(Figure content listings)
● ● ● ● ● ● ●
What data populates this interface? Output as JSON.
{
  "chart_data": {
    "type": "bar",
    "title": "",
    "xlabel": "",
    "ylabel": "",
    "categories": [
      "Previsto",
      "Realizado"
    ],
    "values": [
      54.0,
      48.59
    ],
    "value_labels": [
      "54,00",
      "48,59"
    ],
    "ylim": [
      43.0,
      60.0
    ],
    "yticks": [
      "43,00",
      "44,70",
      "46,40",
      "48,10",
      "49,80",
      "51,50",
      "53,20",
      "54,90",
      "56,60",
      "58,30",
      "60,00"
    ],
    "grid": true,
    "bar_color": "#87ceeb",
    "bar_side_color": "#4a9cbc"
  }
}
● ● ● ● ● ● ●
OBJECTIVE:
Output every entry shown above, exactly.

COMPLETE ANSWER:
What data populates this interface? Output as JSON.
{
  "chart_data": {
    "type": "bar",
    "title": "",
    "xlabel": "",
    "ylabel": "",
    "categories": [
      "Previsto",
      "Realizado"
    ],
    "values": [
      54.0,
      48.59
    ],
    "value_labels": [
      "54,00",
      "48,59"
    ],
    "ylim": [
      43.0,
      60.0
    ],
    "yticks": [
      "43,00",
      "44,70",
      "46,40",
      "48,10",
      "49,80",
      "51,50",
      "53,20",
      "54,90",
      "56,60",
      "58,30",
      "60,00"
    ],
    "grid": true,
    "bar_color": "#87ceeb",
    "bar_side_color": "#4a9cbc"
  }
}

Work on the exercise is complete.